(EXTRACTED MATERIAL Opens)
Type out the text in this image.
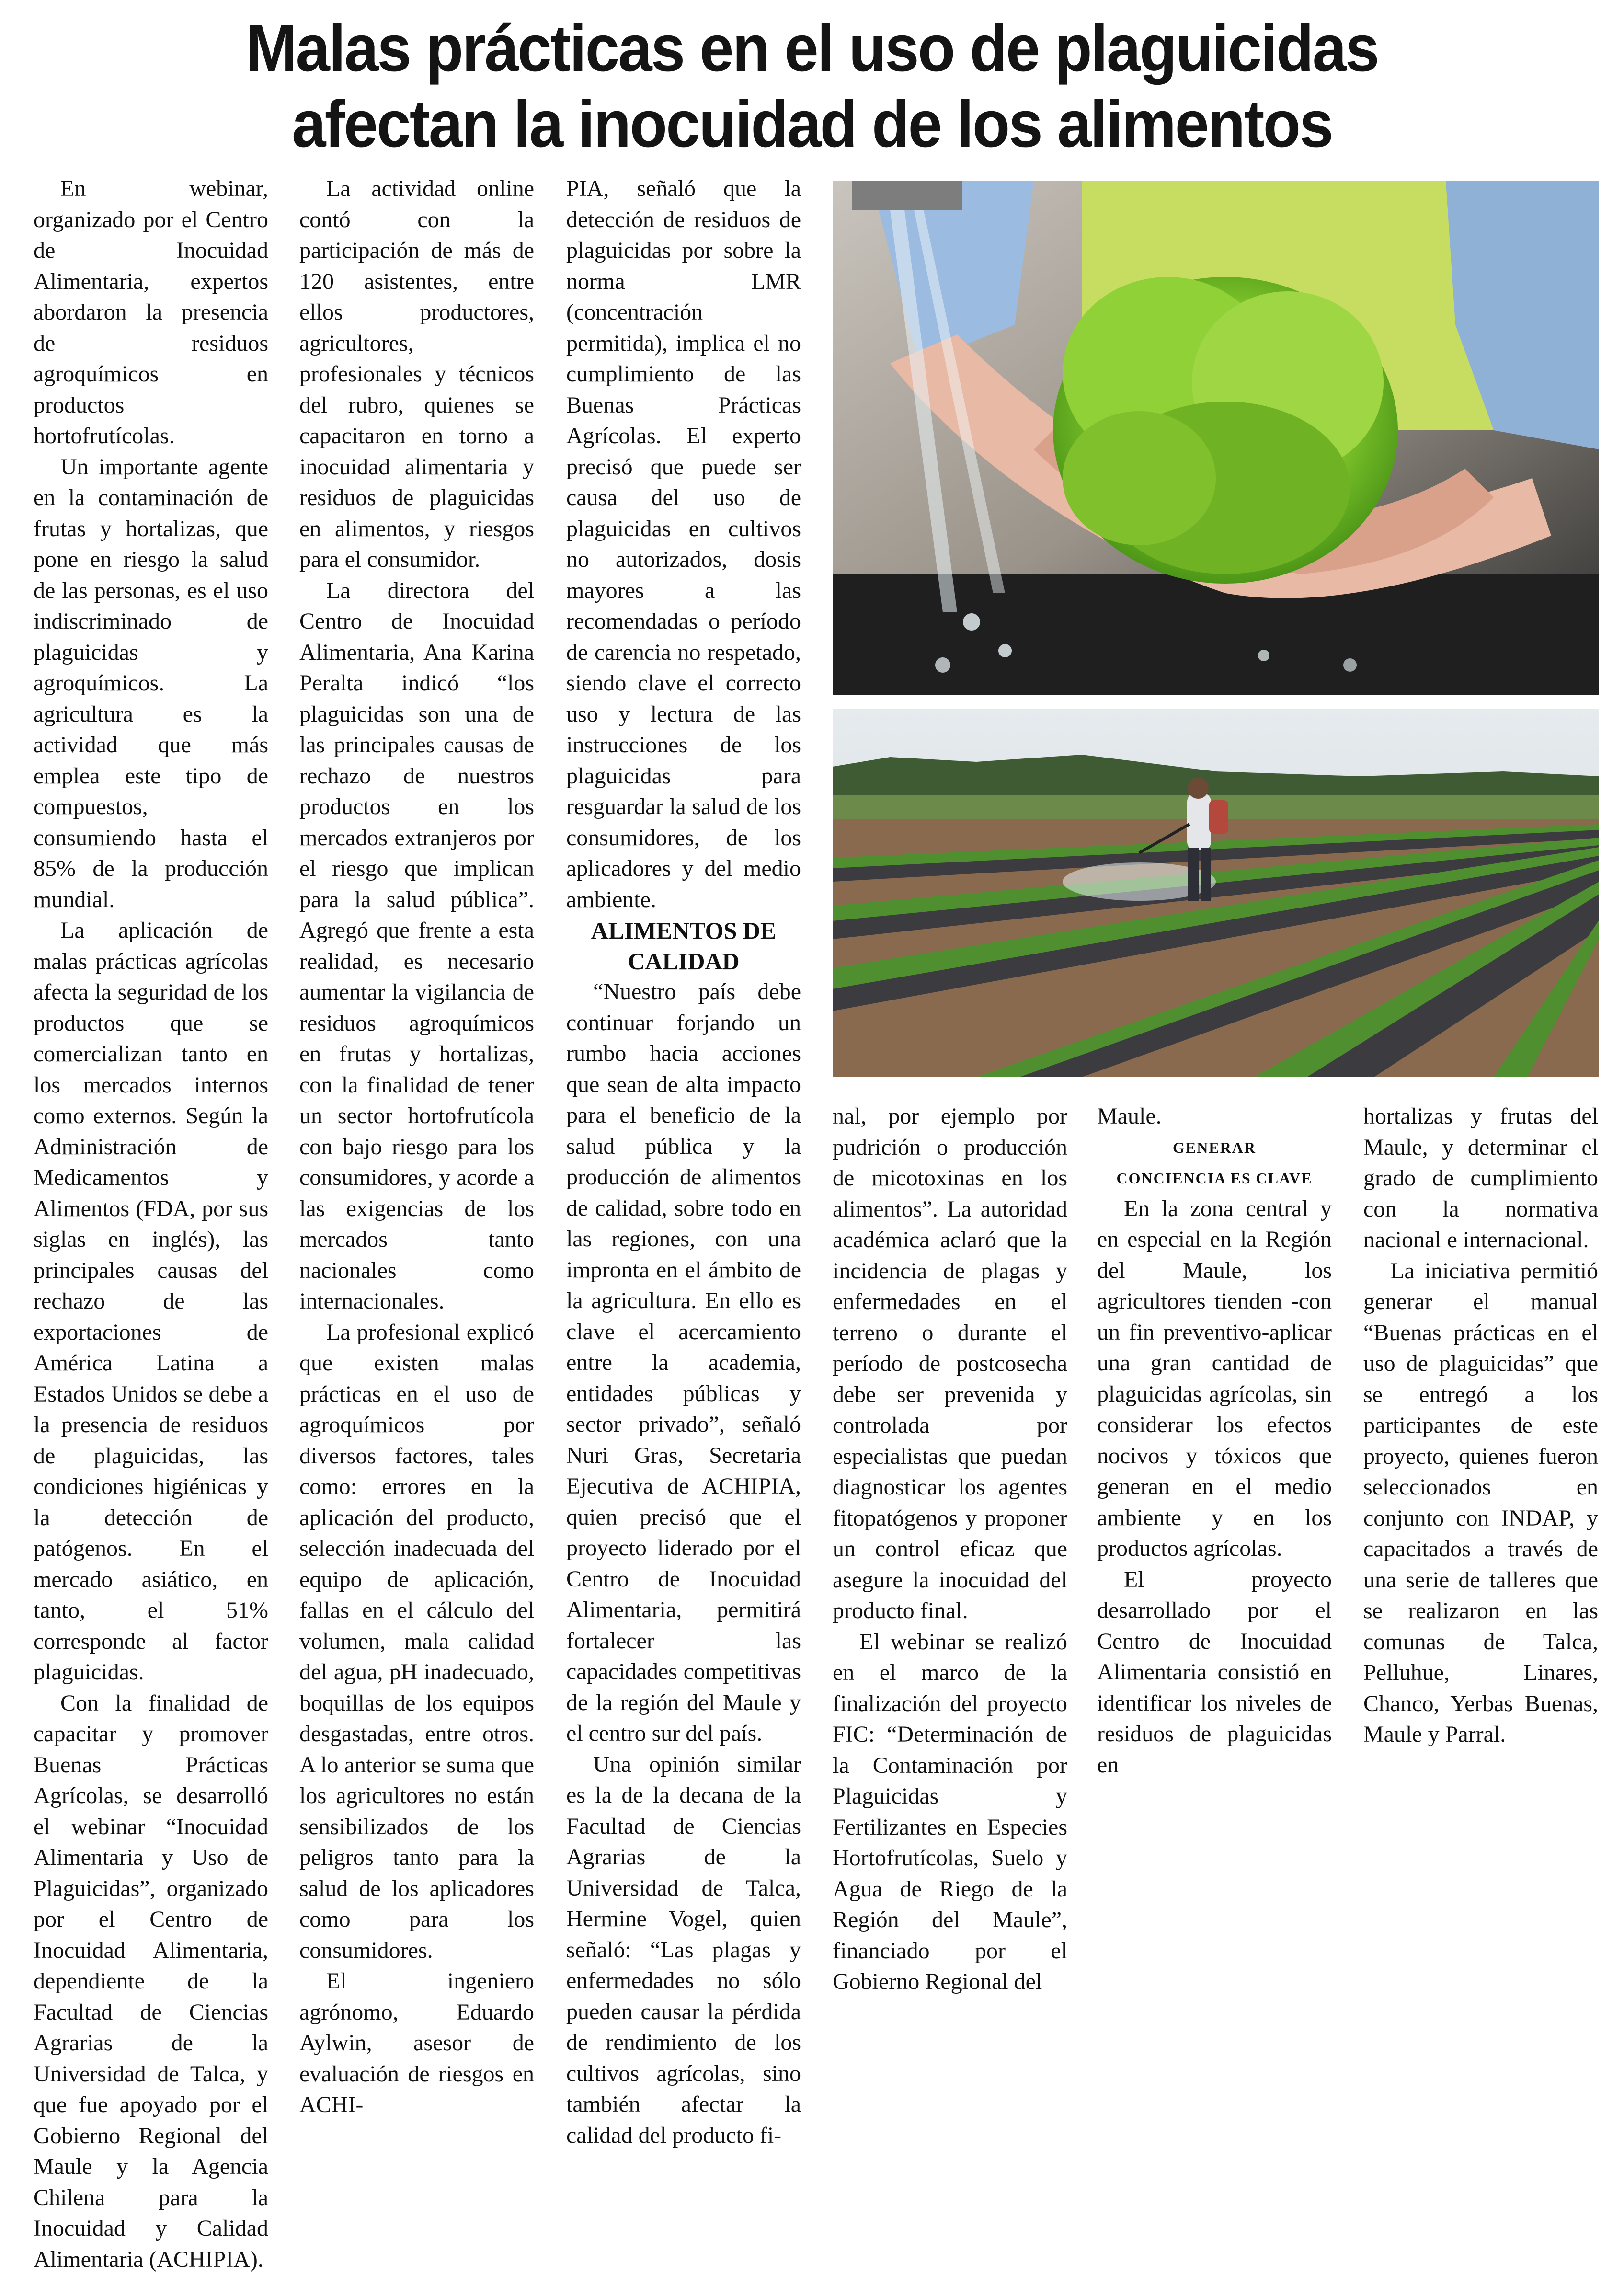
Malas prácticas en el uso de plaguicidas
afectan la inocuidad de los alimentos

En webinar, organizado por el Centro de Inocuidad Alimentaria, expertos abordaron la presencia de residuos agroquímicos en productos hortofrutícolas.

Un importante agente en la contaminación de frutas y hortalizas, que pone en riesgo la salud de las personas, es el uso indiscriminado de plaguicidas y agroquímicos. La agricultura es la actividad que más emplea este tipo de compuestos, consumiendo hasta el 85% de la producción mundial.

La aplicación de malas prácticas agrícolas afecta la seguridad de los productos que se comercializan tanto en los mercados internos como externos. Según la Administración de Medicamentos y Alimentos (FDA, por sus siglas en inglés), las principales causas del rechazo de las exportaciones de América Latina a Estados Unidos se debe a la presencia de residuos de plaguicidas, las condiciones higiénicas y la detección de patógenos. En el mercado asiático, en tanto, el 51% corresponde al factor plaguicidas.

Con la finalidad de capacitar y promover Buenas Prácticas Agrícolas, se desarrolló el webinar “Inocuidad Alimentaria y Uso de Plaguicidas”, organizado por el Centro de Inocuidad Alimentaria, dependiente de la Facultad de Ciencias Agrarias de la Universidad de Talca, y que fue apoyado por el Gobierno Regional del Maule y la Agencia Chilena para la Inocuidad y Calidad Alimentaria (ACHIPIA).

La actividad online contó con la participación de más de 120 asistentes, entre ellos productores, agricultores, profesionales y técnicos del rubro, quienes se capacitaron en torno a inocuidad alimentaria y residuos de plaguicidas en alimentos, y riesgos para el consumidor.

La directora del Centro de Inocuidad Alimentaria, Ana Karina Peralta indicó “los plaguicidas son una de las principales causas de rechazo de nuestros productos en los mercados extranjeros por el riesgo que implican para la salud pública”. Agregó que frente a esta realidad, es necesario aumentar la vigilancia de residuos agroquímicos en frutas y hortalizas, con la finalidad de tener un sector hortofrutícola con bajo riesgo para los consumidores, y acorde a las exigencias de los mercados tanto nacionales como internacionales.

La profesional explicó que existen malas prácticas en el uso de agroquímicos por diversos factores, tales como: errores en la aplicación del producto, selección inadecuada del equipo de aplicación, fallas en el cálculo del volumen, mala calidad del agua, pH inadecuado, boquillas de los equipos desgastadas, entre otros. A lo anterior se suma que los agricultores no están sensibilizados de los peligros tanto para la salud de los aplicadores como para los consumidores.

El ingeniero agrónomo, Eduardo Aylwin, asesor de evaluación de riesgos en ACHI-

PIA, señaló que la detección de residuos de plaguicidas por sobre la norma LMR (concentración permitida), implica el no cumplimiento de las Buenas Prácticas Agrícolas. El experto precisó que puede ser causa del uso de plaguicidas en cultivos no autorizados, dosis mayores a las recomendadas o período de carencia no respetado, siendo clave el correcto uso y lectura de las instrucciones de los plaguicidas para resguardar la salud de los consumidores, de los aplicadores y del medio ambiente.

ALIMENTOS DE
CALIDAD

“Nuestro país debe continuar forjando un rumbo hacia acciones que sean de alta impacto para el beneficio de la salud pública y la producción de alimentos de calidad, sobre todo en las regiones, con una impronta en el ámbito de la agricultura. En ello es clave el acercamiento entre la academia, entidades públicas y sector privado”, señaló Nuri Gras, Secretaria Ejecutiva de ACHIPIA, quien precisó que el proyecto liderado por el Centro de Inocuidad Alimentaria, permitirá fortalecer las capacidades competitivas de la región del Maule y el centro sur del país.

Una opinión similar es la de la decana de la Facultad de Ciencias Agrarias de la Universidad de Talca, Hermine Vogel, quien señaló: “Las plagas y enfermedades no sólo pueden causar la pérdida de rendimiento de los cultivos agrícolas, sino también afectar la calidad del producto fi-

nal, por ejemplo por pudrición o producción de micotoxinas en los alimentos”. La autoridad académica aclaró que la incidencia de plagas y enfermedades en el terreno o durante el período de postcosecha debe ser prevenida y controlada por especialistas que puedan diagnosticar los agentes fitopatógenos y proponer un control eficaz que asegure la inocuidad del producto final.

El webinar se realizó en el marco de la finalización del proyecto FIC: “Determinación de la Contaminación por Plaguicidas y Fertilizantes en Especies Hortofrutícolas, Suelo y Agua de Riego de la Región del Maule”, financiado por el Gobierno Regional del

Maule.

GENERAR
CONCIENCIA ES CLAVE

En la zona central y en especial en la Región del Maule, los agricultores tienden -con un fin preventivo-aplicar una gran cantidad de plaguicidas agrícolas, sin considerar los efectos nocivos y tóxicos que generan en el medio ambiente y en los productos agrícolas.

El proyecto desarrollado por el Centro de Inocuidad Alimentaria consistió en identificar los niveles de residuos de plaguicidas en

hortalizas y frutas del Maule, y determinar el grado de cumplimiento con la normativa nacional e internacional.

La iniciativa permitió generar el manual “Buenas prácticas en el uso de plaguicidas” que se entregó a los participantes de este proyecto, quienes fueron seleccionados en conjunto con INDAP, y capacitados a través de una serie de talleres que se realizaron en las comunas de Talca, Pelluhue, Linares, Chanco, Yerbas Buenas, Maule y Parral.
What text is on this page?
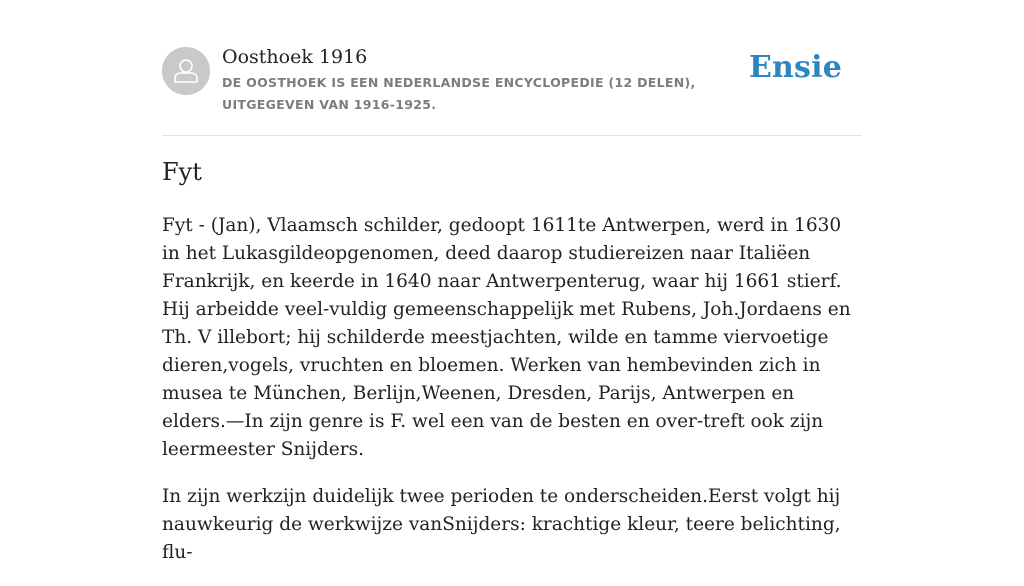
Oosthoek 1916
DE OOSTHOEK IS EEN NEDERLANDSE ENCYCLOPEDIE (12 DELEN), UITGEGEVEN VAN 1916-1925.
Ensie
Fyt

Fyt - (Jan), Vlaamsch schilder, gedoopt 1611te Antwerpen, werd in 1630 in het Lukasgildeopgenomen, deed daarop studiereizen naar Italiëen Frankrijk, en keerde in 1640 naar Antwerpenterug, waar hij 1661 stierf. Hij arbeidde veel-vuldig gemeenschappelijk met Rubens, Joh.Jordaens en Th. V illebort; hij schilderde meestjachten, wilde en tamme viervoetige dieren,vogels, vruchten en bloemen. Werken van hembevinden zich in musea te München, Berlijn,Weenen, Dresden, Parijs, Antwerpen en elders.—In zijn genre is F. wel een van de besten en over-treft ook zijn leermeester Snijders.

In zijn werkzijn duidelijk twee perioden te onderscheiden.Eerst volgt hij nauwkeurig de werkwijze vanSnijders: krachtige kleur, teere belichting, flu-
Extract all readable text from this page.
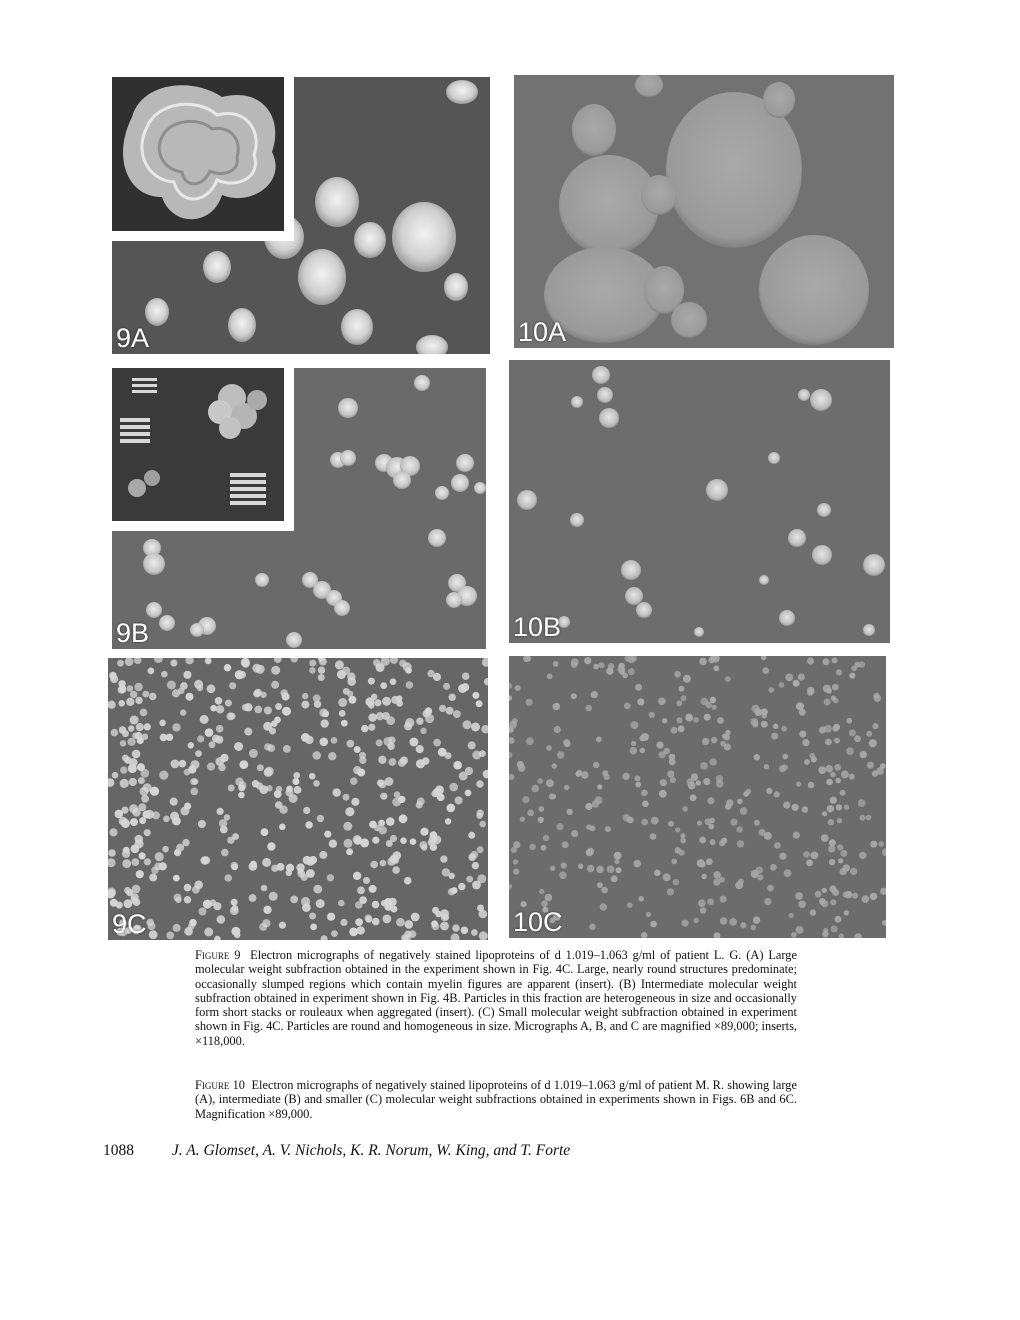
9A	10A
9B	10B
9C	10C

Figure 9 Electron micrographs of negatively stained lipoproteins of d 1.019–1.063 g/ml of patient L. G. (A) Large molecular weight subfraction obtained in the experiment shown in Fig. 4C. Large, nearly round structures predominate; occasionally slumped regions which contain myelin figures are apparent (insert). (B) Intermediate molecular weight subfraction obtained in experiment shown in Fig. 4B. Particles in this fraction are heterogeneous in size and occasionally form short stacks or rouleaux when aggregated (insert). (C) Small molecular weight subfraction obtained in experiment shown in Fig. 4C. Particles are round and homogeneous in size. Micrographs A, B, and C are magnified ×89,000; inserts, ×118,000.

Figure 10 Electron micrographs of negatively stained lipoproteins of d 1.019–1.063 g/ml of patient M. R. showing large (A), intermediate (B) and smaller (C) molecular weight subfractions obtained in experiments shown in Figs. 6B and 6C. Magnification ×89,000.

1088 J. A. Glomset, A. V. Nichols, K. R. Norum, W. King, and T. Forte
(EXTRACTED MATERIAL Closes)
**EXERCISE DETAILS**
An exact reprint of the records above is required, with all pictures left out.

**RESPONSE TO THIS TASK**
Type out the text in this image.
Malas prácticas en el uso de plaguicidas
afectan la inocuidad de los alimentos

En webinar, organizado por el Centro de Inocuidad Alimentaria, expertos abordaron la presencia de residuos agroquímicos en productos hortofrutícolas.

Un importante agente en la contaminación de frutas y hortalizas, que pone en riesgo la salud de las personas, es el uso indiscriminado de plaguicidas y agroquímicos. La agricultura es la actividad que más emplea este tipo de compuestos, consumiendo hasta el 85% de la producción mundial.

La aplicación de malas prácticas agrícolas afecta la seguridad de los productos que se comercializan tanto en los mercados internos como externos. Según la Administración de Medicamentos y Alimentos (FDA, por sus siglas en inglés), las principales causas del rechazo de las exportaciones de América Latina a Estados Unidos se debe a la presencia de residuos de plaguicidas, las condiciones higiénicas y la detección de patógenos. En el mercado asiático, en tanto, el 51% corresponde al factor plaguicidas.

Con la finalidad de capacitar y promover Buenas Prácticas Agrícolas, se desarrolló el webinar “Inocuidad Alimentaria y Uso de Plaguicidas”, organizado por el Centro de Inocuidad Alimentaria, dependiente de la Facultad de Ciencias Agrarias de la Universidad de Talca, y que fue apoyado por el Gobierno Regional del Maule y la Agencia Chilena para la Inocuidad y Calidad Alimentaria (ACHIPIA).

La actividad online contó con la participación de más de 120 asistentes, entre ellos productores, agricultores, profesionales y técnicos del rubro, quienes se capacitaron en torno a inocuidad alimentaria y residuos de plaguicidas en alimentos, y riesgos para el consumidor.

La directora del Centro de Inocuidad Alimentaria, Ana Karina Peralta indicó “los plaguicidas son una de las principales causas de rechazo de nuestros productos en los mercados extranjeros por el riesgo que implican para la salud pública”. Agregó que frente a esta realidad, es necesario aumentar la vigilancia de residuos agroquímicos en frutas y hortalizas, con la finalidad de tener un sector hortofrutícola con bajo riesgo para los consumidores, y acorde a las exigencias de los mercados tanto nacionales como internacionales.

La profesional explicó que existen malas prácticas en el uso de agroquímicos por diversos factores, tales como: errores en la aplicación del producto, selección inadecuada del equipo de aplicación, fallas en el cálculo del volumen, mala calidad del agua, pH inadecuado, boquillas de los equipos desgastadas, entre otros. A lo anterior se suma que los agricultores no están sensibilizados de los peligros tanto para la salud de los aplicadores como para los consumidores.

El ingeniero agrónomo, Eduardo Aylwin, asesor de evaluación de riesgos en ACHI-

PIA, señaló que la detección de residuos de plaguicidas por sobre la norma LMR (concentración permitida), implica el no cumplimiento de las Buenas Prácticas Agrícolas. El experto precisó que puede ser causa del uso de plaguicidas en cultivos no autorizados, dosis mayores a las recomendadas o período de carencia no respetado, siendo clave el correcto uso y lectura de las instrucciones de los plaguicidas para resguardar la salud de los consumidores, de los aplicadores y del medio ambiente.

ALIMENTOS DE
CALIDAD

“Nuestro país debe continuar forjando un rumbo hacia acciones que sean de alta impacto para el beneficio de la salud pública y la producción de alimentos de calidad, sobre todo en las regiones, con una impronta en el ámbito de la agricultura. En ello es clave el acercamiento entre la academia, entidades públicas y sector privado”, señaló Nuri Gras, Secretaria Ejecutiva de ACHIPIA, quien precisó que el proyecto liderado por el Centro de Inocuidad Alimentaria, permitirá fortalecer las capacidades competitivas de la región del Maule y el centro sur del país.

Una opinión similar es la de la decana de la Facultad de Ciencias Agrarias de la Universidad de Talca, Hermine Vogel, quien señaló: “Las plagas y enfermedades no sólo pueden causar la pérdida de rendimiento de los cultivos agrícolas, sino también afectar la calidad del producto fi-

nal, por ejemplo por pudrición o producción de micotoxinas en los alimentos”. La autoridad académica aclaró que la incidencia de plagas y enfermedades en el terreno o durante el período de postcosecha debe ser prevenida y controlada por especialistas que puedan diagnosticar los agentes fitopatógenos y proponer un control eficaz que asegure la inocuidad del producto final.

El webinar se realizó en el marco de la finalización del proyecto FIC: “Determinación de la Contaminación por Plaguicidas y Fertilizantes en Especies Hortofrutícolas, Suelo y Agua de Riego de la Región del Maule”, financiado por el Gobierno Regional del

Maule.

GENERAR
CONCIENCIA ES CLAVE

En la zona central y en especial en la Región del Maule, los agricultores tienden -con un fin preventivo-aplicar una gran cantidad de plaguicidas agrícolas, sin considerar los efectos nocivos y tóxicos que generan en el medio ambiente y en los productos agrícolas.

El proyecto desarrollado por el Centro de Inocuidad Alimentaria consistió en identificar los niveles de residuos de plaguicidas en

hortalizas y frutas del Maule, y determinar el grado de cumplimiento con la normativa nacional e internacional.

La iniciativa permitió generar el manual “Buenas prácticas en el uso de plaguicidas” que se entregó a los participantes de este proyecto, quienes fueron seleccionados en conjunto con INDAP, y capacitados a través de una serie de talleres que se realizaron en las comunas de Talca, Pelluhue, Linares, Chanco, Yerbas Buenas, Maule y Parral.
What text is on this page?
Oosthoek 1916
DE OOSTHOEK IS EEN NEDERLANDSE ENCYCLOPEDIE (12 DELEN), UITGEGEVEN VAN 1916-1925.
Ensie
Fyt

Fyt - (Jan), Vlaamsch schilder, gedoopt 1611te Antwerpen, werd in 1630 in het Lukasgildeopgenomen, deed daarop studiereizen naar Italiëen Frankrijk, en keerde in 1640 naar Antwerpenterug, waar hij 1661 stierf. Hij arbeidde veel-vuldig gemeenschappelijk met Rubens, Joh.Jordaens en Th. V illebort; hij schilderde meestjachten, wilde en tamme viervoetige dieren,vogels, vruchten en bloemen. Werken van hembevinden zich in musea te München, Berlijn,Weenen, Dresden, Parijs, Antwerpen en elders.—In zijn genre is F. wel een van de besten en over-treft ook zijn leermeester Snijders.

In zijn werkzijn duidelijk twee perioden te onderscheiden.Eerst volgt hij nauwkeurig de werkwijze vanSnijders: krachtige kleur, teere belichting, flu-
Extract all readable text from this page.
9A	10A
9B	10B
9C	10C

Figure 9 Electron micrographs of negatively stained lipoproteins of d 1.019–1.063 g/ml of patient L. G. (A) Large molecular weight subfraction obtained in the experiment shown in Fig. 4C. Large, nearly round structures predominate; occasionally slumped regions which contain myelin figures are apparent (insert). (B) Intermediate molecular weight subfraction obtained in experiment shown in Fig. 4B. Particles in this fraction are heterogeneous in size and occasionally form short stacks or rouleaux when aggregated (insert). (C) Small molecular weight subfraction obtained in experiment shown in Fig. 4C. Particles are round and homogeneous in size. Micrographs A, B, and C are magnified ×89,000; inserts, ×118,000.

Figure 10 Electron micrographs of negatively stained lipoproteins of d 1.019–1.063 g/ml of patient M. R. showing large (A), intermediate (B) and smaller (C) molecular weight subfractions obtained in experiments shown in Figs. 6B and 6C. Magnification ×89,000.

1088 J. A. Glomset, A. V. Nichols, K. R. Norum, W. King, and T. Forte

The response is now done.